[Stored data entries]
• • • •

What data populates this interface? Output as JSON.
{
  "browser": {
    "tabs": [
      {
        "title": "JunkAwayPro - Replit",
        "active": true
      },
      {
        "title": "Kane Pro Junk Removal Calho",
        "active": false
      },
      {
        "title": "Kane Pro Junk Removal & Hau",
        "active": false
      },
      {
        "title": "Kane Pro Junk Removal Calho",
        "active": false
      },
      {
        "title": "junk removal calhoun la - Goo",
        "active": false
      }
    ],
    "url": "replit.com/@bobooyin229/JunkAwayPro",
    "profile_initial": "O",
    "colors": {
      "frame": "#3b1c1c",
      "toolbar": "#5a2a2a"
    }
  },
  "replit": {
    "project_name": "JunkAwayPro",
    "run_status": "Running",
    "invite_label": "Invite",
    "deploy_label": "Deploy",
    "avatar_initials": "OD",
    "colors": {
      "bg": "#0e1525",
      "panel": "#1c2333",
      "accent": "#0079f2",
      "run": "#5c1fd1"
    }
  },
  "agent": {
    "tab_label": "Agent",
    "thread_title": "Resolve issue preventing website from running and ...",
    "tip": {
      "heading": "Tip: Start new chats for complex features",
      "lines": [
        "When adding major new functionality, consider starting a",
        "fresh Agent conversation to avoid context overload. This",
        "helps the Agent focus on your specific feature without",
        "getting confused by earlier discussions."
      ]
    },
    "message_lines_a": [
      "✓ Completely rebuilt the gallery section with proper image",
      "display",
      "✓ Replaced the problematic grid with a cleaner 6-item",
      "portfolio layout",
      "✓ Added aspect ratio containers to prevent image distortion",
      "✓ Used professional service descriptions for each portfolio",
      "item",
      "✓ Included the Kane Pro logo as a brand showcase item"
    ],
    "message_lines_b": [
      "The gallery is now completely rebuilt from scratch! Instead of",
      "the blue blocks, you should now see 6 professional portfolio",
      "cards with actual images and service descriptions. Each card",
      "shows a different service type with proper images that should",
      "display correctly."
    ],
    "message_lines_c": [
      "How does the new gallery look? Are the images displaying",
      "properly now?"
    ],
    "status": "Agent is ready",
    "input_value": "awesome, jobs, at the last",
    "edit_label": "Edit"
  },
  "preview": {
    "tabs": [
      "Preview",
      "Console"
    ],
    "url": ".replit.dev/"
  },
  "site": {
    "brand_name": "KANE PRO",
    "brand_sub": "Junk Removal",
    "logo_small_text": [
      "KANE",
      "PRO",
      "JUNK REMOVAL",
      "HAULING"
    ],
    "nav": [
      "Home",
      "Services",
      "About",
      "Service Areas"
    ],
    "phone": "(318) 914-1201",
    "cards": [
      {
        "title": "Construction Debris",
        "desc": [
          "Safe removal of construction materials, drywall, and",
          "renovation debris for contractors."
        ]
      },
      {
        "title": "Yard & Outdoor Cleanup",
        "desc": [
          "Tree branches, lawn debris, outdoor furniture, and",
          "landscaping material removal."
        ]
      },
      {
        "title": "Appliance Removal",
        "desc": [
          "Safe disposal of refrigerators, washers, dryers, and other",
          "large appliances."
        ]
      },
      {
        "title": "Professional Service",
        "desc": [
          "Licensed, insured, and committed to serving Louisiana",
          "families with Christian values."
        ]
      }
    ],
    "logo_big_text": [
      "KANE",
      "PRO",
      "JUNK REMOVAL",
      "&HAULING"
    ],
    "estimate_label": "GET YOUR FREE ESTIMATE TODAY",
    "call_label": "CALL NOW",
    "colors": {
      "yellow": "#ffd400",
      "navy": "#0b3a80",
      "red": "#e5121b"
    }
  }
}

• • • •

**BRIEF:** Gather from the data above every line with the string "should".

**FINISHED ANSWER:**
      "the blue blocks, you should now see 6 professional portfolio",
      "shows a different service type with proper images that should",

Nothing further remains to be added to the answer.